* Set task *
Return the listing below verbatim. Pictures do not belong in the copy.

* Dataset rows *
%%

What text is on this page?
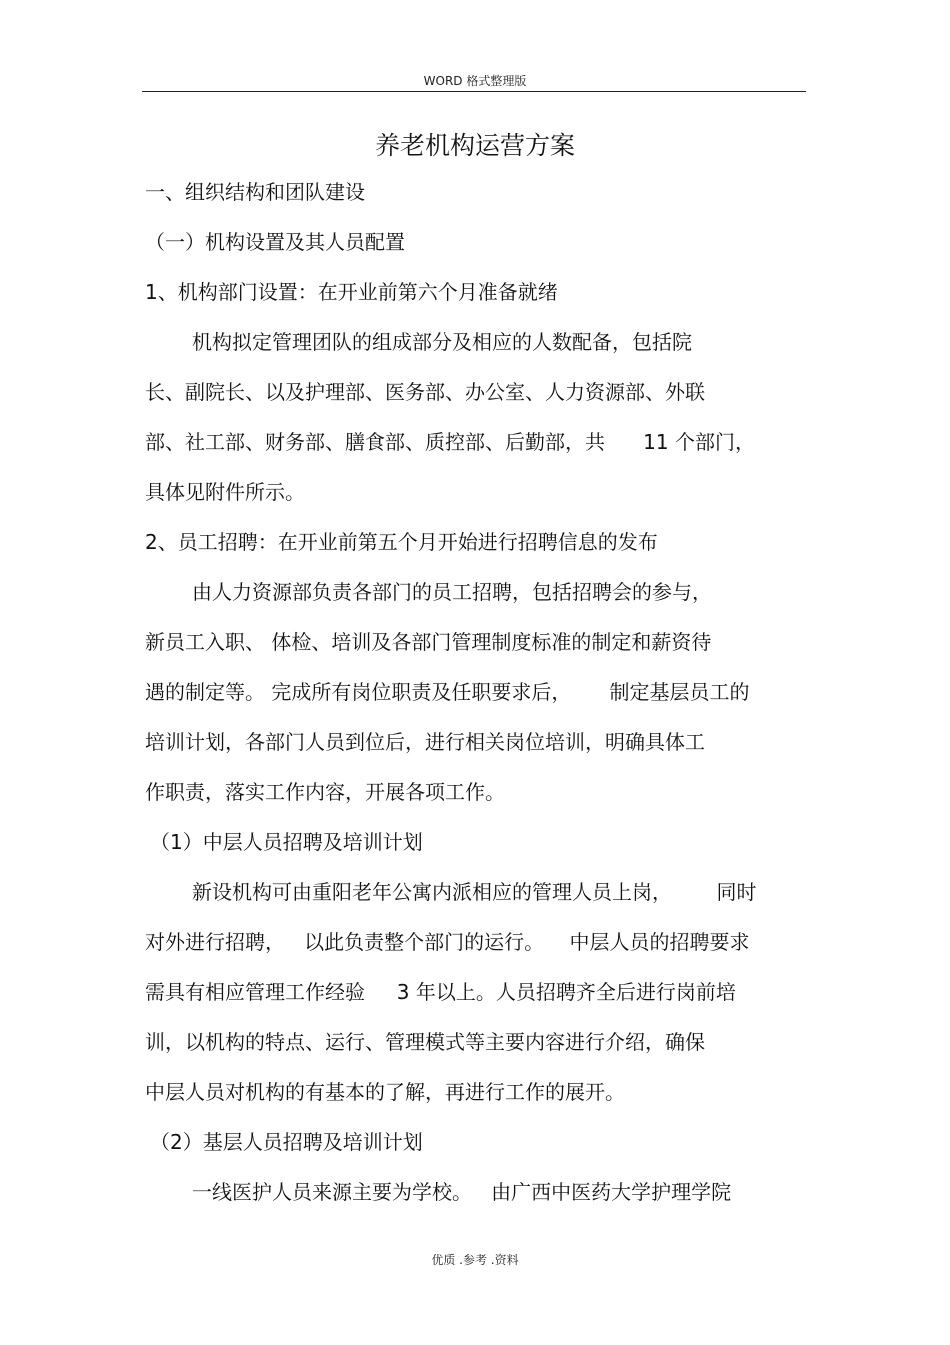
WORD 格式整理版
养老机构运营方案
一、组织结构和团队建设
（一）机构设置及其人员配置
1、机构部门设置：在开业前第六个月准备就绪
机构拟定管理团队的组成部分及相应的人数配备，包括院
长、副院长、以及护理部、医务部、办公室、人力资源部、外联
部、社工部、财务部、膳食部、质控部、后勤部，共      11 个部门，
具体见附件所示。
2、员工招聘：在开业前第五个月开始进行招聘信息的发布
由人力资源部负责各部门的员工招聘，包括招聘会的参与，
新员工入职、 体检、培训及各部门管理制度标准的制定和薪资待
遇的制定等。 完成所有岗位职责及任职要求后，      制定基层员工的
培训计划，各部门人员到位后，进行相关岗位培训，明确具体工
作职责，落实工作内容，开展各项工作。
（1）中层人员招聘及培训计划
新设机构可由重阳老年公寓内派相应的管理人员上岗，       同时
对外进行招聘，   以此负责整个部门的运行。    中层人员的招聘要求
需具有相应管理工作经验     3 年以上。人员招聘齐全后进行岗前培
训，以机构的特点、运行、管理模式等主要内容进行介绍，确保
中层人员对机构的有基本的了解，再进行工作的展开。
（2）基层人员招聘及培训计划
一线医护人员来源主要为学校。   由广西中医药大学护理学院
优质 .参考 .资料
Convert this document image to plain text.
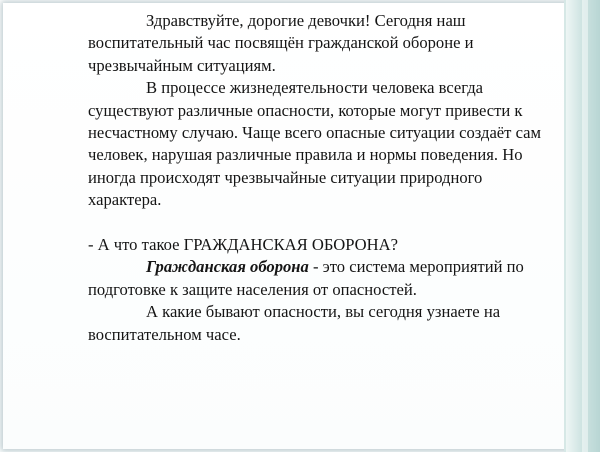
Здравствуйте, дорогие девочки! Сегодня наш воспитательный час посвящён гражданской обороне и чрезвычайным ситуациям.

В процессе жизнедеятельности человека всегда существуют различные опасности, которые могут привести к несчастному случаю. Чаще всего опасные ситуации создаёт сам человек, нарушая различные правила и нормы поведения. Но иногда происходят чрезвычайные ситуации природного характера.

- А что такое ГРАЖДАНСКАЯ ОБОРОНА?

Гражданская оборона - это система мероприятий по подготовке к защите населения от опасностей.

А какие бывают опасности, вы сегодня узнаете на воспитательном часе.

%%

* Task response *
What text is on this page?
WORD 格式整理版
养老机构运营方案
一、组织结构和团队建设
（一）机构设置及其人员配置
1、机构部门设置：在开业前第六个月准备就绪
机构拟定管理团队的组成部分及相应的人数配备，包括院
长、副院长、以及护理部、医务部、办公室、人力资源部、外联
部、社工部、财务部、膳食部、质控部、后勤部，共      11 个部门，
具体见附件所示。
2、员工招聘：在开业前第五个月开始进行招聘信息的发布
由人力资源部负责各部门的员工招聘，包括招聘会的参与，
新员工入职、 体检、培训及各部门管理制度标准的制定和薪资待
遇的制定等。 完成所有岗位职责及任职要求后，      制定基层员工的
培训计划，各部门人员到位后，进行相关岗位培训，明确具体工
作职责，落实工作内容，开展各项工作。
（1）中层人员招聘及培训计划
新设机构可由重阳老年公寓内派相应的管理人员上岗，       同时
对外进行招聘，   以此负责整个部门的运行。    中层人员的招聘要求
需具有相应管理工作经验     3 年以上。人员招聘齐全后进行岗前培
训，以机构的特点、运行、管理模式等主要内容进行介绍，确保
中层人员对机构的有基本的了解，再进行工作的展开。
（2）基层人员招聘及培训计划
一线医护人员来源主要为学校。   由广西中医药大学护理学院
优质 .参考 .资料
Convert this document image to plain text.
Здравствуйте, дорогие девочки! Сегодня наш воспитательный час посвящён гражданской обороне и чрезвычайным ситуациям.

В процессе жизнедеятельности человека всегда существуют различные опасности, которые могут привести к несчастному случаю. Чаще всего опасные ситуации создаёт сам человек, нарушая различные правила и нормы поведения. Но иногда происходят чрезвычайные ситуации природного характера.

- А что такое ГРАЖДАНСКАЯ ОБОРОНА?

Гражданская оборона - это система мероприятий по подготовке к защите населения от опасностей.

А какие бывают опасности, вы сегодня узнаете на воспитательном часе.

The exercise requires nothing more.